** Start Stored rows **

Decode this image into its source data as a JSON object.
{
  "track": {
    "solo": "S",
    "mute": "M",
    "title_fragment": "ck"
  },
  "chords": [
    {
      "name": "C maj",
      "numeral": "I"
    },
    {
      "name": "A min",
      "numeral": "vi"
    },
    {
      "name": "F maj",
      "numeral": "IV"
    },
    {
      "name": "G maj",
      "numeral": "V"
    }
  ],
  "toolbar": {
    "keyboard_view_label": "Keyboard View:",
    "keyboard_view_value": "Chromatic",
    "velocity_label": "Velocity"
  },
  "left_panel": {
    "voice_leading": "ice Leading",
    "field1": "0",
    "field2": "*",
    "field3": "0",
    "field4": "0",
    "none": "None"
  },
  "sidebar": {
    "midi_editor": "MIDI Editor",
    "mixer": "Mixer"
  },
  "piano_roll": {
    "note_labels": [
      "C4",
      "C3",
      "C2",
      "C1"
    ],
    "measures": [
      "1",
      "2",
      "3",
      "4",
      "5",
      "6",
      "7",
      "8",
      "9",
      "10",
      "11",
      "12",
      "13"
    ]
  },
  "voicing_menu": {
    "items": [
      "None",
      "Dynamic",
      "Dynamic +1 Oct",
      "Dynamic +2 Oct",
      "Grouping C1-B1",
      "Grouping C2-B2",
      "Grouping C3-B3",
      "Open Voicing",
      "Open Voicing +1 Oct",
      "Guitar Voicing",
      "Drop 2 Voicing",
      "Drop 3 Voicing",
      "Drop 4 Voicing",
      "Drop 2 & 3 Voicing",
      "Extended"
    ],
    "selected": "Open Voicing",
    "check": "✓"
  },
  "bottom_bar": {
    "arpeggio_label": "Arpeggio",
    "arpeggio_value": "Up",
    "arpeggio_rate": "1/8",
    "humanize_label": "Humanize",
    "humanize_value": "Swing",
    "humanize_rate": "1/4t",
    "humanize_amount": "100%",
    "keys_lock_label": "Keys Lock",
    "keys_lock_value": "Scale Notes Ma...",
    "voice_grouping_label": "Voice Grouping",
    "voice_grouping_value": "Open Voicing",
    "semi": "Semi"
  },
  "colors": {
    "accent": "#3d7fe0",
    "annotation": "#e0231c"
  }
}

** End Stored rows **

** What you should do **
State how many lines of the records above contain the word "Open", giving only that number.

** Solved problem **
4